-- start of Record list --
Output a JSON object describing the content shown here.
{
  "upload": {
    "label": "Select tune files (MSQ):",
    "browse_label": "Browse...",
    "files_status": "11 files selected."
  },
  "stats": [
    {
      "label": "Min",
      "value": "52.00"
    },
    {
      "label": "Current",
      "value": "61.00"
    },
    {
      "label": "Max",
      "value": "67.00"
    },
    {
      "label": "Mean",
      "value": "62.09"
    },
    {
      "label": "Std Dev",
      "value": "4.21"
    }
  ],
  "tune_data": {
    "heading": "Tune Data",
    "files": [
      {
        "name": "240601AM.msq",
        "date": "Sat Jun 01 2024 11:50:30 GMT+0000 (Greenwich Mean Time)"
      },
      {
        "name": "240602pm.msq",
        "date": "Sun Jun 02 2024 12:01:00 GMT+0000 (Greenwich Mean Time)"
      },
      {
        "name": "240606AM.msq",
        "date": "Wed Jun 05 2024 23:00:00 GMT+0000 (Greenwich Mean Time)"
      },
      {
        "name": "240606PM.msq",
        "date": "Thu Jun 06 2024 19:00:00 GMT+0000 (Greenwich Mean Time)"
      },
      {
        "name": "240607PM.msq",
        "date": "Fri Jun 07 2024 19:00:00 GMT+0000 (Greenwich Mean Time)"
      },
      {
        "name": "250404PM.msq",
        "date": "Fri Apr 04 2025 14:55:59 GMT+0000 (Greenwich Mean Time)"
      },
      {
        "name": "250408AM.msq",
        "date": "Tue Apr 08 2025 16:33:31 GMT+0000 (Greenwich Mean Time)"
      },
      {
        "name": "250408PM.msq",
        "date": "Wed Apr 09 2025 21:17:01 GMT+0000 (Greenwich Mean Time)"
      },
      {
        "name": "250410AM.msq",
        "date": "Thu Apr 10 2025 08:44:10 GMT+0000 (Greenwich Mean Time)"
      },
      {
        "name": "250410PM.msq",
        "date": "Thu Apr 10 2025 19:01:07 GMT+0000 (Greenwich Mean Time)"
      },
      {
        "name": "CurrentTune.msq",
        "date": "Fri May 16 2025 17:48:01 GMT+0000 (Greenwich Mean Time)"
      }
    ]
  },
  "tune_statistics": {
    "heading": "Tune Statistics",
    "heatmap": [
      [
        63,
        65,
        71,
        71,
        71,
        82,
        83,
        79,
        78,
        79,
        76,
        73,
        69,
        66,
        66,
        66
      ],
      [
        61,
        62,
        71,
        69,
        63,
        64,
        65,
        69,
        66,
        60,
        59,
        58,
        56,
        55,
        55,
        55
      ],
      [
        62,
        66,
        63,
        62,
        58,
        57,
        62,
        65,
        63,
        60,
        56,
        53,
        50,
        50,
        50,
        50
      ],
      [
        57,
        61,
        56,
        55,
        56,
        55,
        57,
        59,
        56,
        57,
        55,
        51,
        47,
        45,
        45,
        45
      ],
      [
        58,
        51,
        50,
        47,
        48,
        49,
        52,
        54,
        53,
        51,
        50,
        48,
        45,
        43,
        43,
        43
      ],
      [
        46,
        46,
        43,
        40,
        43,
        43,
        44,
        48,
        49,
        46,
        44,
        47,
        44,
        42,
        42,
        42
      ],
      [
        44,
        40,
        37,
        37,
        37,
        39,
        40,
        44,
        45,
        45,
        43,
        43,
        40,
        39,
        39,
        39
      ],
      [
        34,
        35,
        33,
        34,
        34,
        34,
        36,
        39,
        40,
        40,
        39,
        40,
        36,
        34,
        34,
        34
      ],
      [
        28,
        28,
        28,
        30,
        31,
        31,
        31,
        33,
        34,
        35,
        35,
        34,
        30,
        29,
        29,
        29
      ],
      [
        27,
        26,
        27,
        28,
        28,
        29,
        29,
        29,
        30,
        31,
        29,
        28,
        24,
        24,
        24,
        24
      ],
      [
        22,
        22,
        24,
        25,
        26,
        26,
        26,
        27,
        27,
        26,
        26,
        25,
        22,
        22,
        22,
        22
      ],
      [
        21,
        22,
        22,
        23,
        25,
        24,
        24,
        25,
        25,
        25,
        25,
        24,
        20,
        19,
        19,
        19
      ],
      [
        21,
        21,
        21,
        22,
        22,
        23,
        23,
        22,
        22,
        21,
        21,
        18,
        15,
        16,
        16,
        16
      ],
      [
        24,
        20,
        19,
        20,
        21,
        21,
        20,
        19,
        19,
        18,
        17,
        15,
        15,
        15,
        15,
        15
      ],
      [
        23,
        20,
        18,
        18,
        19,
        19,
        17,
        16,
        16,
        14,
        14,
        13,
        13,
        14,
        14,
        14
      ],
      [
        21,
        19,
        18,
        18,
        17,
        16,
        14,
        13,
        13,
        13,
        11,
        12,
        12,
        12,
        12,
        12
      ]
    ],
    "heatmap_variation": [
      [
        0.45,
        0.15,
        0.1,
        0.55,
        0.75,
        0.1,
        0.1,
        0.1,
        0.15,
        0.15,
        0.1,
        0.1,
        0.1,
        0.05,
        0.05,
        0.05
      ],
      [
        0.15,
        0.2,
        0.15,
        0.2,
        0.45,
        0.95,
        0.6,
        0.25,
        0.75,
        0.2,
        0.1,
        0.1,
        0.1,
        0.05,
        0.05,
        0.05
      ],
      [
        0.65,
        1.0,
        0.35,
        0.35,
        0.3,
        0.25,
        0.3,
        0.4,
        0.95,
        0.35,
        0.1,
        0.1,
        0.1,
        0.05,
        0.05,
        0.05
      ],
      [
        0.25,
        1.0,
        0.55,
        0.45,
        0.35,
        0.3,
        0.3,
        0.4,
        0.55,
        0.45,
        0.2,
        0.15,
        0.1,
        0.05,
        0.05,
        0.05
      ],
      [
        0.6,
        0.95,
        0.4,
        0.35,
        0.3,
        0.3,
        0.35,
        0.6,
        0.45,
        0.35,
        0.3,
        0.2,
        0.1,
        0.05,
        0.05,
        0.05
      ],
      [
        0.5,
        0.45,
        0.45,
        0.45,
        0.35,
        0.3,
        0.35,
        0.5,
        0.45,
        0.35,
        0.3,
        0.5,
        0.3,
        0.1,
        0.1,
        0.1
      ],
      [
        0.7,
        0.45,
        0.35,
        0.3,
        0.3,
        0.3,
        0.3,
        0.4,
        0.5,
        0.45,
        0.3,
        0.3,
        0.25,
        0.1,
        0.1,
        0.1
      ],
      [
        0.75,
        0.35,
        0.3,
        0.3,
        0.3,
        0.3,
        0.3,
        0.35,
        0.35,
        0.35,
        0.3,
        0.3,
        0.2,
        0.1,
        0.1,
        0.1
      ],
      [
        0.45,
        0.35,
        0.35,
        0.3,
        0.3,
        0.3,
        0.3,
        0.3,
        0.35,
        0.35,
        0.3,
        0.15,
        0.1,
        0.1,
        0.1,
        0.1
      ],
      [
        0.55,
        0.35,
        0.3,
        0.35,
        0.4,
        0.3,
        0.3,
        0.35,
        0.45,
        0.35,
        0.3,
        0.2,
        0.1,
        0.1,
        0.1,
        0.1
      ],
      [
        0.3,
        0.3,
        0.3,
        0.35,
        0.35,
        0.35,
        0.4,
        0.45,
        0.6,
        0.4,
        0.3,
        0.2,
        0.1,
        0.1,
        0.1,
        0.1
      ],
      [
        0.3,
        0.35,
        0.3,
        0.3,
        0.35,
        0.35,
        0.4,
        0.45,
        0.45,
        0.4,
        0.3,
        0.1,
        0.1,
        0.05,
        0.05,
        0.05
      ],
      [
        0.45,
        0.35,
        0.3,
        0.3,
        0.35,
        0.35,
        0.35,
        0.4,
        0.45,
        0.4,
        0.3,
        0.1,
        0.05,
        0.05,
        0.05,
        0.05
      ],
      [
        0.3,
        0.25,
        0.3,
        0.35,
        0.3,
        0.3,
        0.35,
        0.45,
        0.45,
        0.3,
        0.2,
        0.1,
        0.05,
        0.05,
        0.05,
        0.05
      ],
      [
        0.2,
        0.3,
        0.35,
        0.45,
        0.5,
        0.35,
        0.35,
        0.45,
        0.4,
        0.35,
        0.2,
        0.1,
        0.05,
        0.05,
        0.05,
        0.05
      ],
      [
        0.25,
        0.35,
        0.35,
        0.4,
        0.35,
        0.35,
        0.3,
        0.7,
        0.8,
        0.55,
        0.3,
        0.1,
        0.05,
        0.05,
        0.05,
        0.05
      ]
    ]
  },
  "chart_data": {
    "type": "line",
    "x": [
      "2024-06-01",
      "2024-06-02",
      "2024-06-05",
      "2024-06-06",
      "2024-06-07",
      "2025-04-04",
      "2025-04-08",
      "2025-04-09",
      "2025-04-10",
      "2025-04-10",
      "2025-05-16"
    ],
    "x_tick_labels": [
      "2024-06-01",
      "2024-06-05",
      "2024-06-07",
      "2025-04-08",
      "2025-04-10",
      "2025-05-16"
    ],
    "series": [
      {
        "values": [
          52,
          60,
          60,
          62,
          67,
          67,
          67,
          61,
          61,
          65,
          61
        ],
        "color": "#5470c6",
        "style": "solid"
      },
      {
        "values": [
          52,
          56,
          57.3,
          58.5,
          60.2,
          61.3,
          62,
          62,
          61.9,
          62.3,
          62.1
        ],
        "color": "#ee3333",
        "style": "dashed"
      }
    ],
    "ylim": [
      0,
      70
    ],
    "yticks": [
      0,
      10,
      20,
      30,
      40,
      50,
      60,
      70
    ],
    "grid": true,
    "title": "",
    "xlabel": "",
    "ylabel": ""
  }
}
-- end of Record list --
- [To do] List every line above that contains the word "heading".

- [Exercise response]
    "heading": "Tune Data",
    "heading": "Tune Statistics",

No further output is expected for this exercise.